WRITTEN EXERCISE: Your task is to copy every line of the records below that contains "North".

LISTED RECORDS:
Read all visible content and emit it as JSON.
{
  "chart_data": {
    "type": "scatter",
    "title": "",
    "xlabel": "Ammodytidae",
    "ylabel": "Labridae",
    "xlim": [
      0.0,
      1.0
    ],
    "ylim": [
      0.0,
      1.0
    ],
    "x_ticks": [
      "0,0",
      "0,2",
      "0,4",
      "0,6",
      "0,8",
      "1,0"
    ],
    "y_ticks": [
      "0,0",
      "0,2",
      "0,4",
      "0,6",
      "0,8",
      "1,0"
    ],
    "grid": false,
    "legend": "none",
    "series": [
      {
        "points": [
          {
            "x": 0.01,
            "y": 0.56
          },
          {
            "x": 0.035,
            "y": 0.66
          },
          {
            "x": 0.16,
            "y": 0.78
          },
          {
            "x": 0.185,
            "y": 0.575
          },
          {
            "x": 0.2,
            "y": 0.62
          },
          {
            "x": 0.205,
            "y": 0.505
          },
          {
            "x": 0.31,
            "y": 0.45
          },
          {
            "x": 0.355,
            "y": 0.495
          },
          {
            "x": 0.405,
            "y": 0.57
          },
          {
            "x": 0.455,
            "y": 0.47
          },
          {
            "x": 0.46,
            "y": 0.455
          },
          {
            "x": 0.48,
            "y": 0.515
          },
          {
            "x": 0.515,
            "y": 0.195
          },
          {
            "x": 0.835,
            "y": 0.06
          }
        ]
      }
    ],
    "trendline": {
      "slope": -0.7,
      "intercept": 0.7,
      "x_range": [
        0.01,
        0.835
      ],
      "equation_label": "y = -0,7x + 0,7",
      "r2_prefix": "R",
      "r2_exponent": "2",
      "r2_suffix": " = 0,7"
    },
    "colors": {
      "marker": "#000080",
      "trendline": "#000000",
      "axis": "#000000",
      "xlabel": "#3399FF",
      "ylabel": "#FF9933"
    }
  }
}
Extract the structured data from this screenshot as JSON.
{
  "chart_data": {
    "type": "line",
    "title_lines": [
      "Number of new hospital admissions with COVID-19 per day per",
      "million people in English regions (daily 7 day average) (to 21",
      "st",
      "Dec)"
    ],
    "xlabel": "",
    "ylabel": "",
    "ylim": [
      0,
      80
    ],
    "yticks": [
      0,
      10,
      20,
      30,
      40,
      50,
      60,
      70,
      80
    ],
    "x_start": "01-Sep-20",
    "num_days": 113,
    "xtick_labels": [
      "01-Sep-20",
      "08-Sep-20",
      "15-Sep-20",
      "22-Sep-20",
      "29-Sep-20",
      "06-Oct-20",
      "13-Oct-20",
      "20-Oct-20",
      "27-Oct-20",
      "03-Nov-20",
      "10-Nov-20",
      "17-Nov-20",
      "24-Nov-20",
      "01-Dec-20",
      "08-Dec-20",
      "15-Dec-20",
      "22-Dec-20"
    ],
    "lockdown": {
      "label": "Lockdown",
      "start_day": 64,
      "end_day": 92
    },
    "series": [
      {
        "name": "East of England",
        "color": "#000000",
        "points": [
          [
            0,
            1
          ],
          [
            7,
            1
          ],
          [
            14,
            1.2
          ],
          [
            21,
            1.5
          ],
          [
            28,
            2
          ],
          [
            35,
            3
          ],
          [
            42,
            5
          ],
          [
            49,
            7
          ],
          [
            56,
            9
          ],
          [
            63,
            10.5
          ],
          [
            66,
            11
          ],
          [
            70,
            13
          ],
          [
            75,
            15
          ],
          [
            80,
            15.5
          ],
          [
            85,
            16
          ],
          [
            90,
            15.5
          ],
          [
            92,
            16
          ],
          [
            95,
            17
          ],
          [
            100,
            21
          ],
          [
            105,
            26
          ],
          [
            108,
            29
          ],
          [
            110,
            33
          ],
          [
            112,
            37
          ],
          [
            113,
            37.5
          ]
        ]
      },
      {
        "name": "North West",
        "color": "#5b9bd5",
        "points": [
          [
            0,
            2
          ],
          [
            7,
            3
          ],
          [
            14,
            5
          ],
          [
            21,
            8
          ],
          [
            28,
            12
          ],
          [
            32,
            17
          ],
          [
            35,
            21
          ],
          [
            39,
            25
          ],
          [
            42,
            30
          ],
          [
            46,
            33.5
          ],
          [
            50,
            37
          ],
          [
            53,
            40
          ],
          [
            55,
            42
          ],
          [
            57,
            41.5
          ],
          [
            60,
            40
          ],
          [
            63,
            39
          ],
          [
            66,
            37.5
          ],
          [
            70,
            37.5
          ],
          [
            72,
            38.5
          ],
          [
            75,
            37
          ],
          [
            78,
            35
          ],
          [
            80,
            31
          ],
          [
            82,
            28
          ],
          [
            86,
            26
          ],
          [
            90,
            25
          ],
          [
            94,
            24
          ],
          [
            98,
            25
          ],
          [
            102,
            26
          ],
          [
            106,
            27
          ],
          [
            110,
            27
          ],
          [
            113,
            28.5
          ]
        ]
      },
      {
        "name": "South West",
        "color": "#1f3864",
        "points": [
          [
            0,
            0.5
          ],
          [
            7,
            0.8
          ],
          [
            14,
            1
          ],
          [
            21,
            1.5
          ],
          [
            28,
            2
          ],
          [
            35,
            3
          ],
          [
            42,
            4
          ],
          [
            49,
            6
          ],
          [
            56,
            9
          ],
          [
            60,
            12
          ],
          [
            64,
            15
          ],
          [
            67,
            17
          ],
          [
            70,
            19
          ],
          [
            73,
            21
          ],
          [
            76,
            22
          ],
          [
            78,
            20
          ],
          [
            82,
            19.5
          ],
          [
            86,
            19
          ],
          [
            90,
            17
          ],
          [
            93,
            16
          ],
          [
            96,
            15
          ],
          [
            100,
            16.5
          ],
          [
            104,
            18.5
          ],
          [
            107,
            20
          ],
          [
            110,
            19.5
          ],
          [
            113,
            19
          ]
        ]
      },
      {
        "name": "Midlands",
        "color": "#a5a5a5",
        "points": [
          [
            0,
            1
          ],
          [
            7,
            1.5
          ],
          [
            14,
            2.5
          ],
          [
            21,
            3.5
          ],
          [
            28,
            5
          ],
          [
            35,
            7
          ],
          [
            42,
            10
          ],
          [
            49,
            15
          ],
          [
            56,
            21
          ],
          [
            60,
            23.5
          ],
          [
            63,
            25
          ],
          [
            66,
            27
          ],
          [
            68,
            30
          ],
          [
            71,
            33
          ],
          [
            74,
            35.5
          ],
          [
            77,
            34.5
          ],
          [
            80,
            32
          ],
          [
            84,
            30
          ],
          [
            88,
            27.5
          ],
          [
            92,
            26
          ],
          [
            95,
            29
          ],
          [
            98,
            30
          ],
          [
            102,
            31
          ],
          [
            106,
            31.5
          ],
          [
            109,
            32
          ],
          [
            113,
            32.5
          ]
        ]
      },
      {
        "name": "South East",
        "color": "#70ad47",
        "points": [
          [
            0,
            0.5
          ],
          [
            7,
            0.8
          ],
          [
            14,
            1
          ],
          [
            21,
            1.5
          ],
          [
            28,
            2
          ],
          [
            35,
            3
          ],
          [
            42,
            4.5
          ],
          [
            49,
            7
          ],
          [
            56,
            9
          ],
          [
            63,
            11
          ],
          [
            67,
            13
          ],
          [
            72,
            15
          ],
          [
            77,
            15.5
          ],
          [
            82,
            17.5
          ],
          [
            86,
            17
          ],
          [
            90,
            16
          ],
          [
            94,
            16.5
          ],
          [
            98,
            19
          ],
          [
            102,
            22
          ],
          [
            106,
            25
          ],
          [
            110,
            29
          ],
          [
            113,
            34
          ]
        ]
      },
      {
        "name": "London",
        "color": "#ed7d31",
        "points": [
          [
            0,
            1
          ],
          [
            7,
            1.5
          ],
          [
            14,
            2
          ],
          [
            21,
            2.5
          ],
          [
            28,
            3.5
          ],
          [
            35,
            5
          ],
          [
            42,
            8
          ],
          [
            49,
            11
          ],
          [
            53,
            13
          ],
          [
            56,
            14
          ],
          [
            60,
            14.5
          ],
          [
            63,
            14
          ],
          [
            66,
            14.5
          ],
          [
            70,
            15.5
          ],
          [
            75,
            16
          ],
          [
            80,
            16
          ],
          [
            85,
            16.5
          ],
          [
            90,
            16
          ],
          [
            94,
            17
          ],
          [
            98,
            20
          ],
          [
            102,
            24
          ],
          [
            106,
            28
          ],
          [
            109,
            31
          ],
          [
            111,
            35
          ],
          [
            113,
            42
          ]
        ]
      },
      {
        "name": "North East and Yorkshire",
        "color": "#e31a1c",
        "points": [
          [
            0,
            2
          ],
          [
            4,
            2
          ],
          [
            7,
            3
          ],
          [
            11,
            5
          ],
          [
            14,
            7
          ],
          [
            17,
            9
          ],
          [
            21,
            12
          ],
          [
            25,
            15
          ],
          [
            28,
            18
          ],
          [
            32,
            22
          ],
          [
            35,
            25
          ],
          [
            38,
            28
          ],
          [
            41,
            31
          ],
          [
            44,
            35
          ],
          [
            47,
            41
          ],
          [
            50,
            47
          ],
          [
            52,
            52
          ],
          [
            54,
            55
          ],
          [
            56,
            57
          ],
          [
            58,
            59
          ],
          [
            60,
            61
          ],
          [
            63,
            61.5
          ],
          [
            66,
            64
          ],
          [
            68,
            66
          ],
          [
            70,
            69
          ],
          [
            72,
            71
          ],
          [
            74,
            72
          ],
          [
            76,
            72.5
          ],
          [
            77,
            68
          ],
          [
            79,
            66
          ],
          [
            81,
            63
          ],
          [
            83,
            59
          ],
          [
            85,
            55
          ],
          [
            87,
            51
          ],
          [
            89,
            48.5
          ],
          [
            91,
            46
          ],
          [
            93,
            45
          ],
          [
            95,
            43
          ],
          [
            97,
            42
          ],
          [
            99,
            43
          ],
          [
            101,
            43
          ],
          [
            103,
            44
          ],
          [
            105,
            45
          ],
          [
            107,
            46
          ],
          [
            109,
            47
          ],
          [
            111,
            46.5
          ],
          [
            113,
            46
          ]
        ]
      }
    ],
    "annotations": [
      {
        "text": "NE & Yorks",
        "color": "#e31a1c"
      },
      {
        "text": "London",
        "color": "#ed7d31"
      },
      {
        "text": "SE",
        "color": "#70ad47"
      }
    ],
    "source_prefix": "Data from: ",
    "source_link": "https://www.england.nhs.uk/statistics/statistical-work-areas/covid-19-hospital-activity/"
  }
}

SOLUTION FOR THIS EXERCISE:
        "name": "North West",
        "name": "North East and Yorkshire",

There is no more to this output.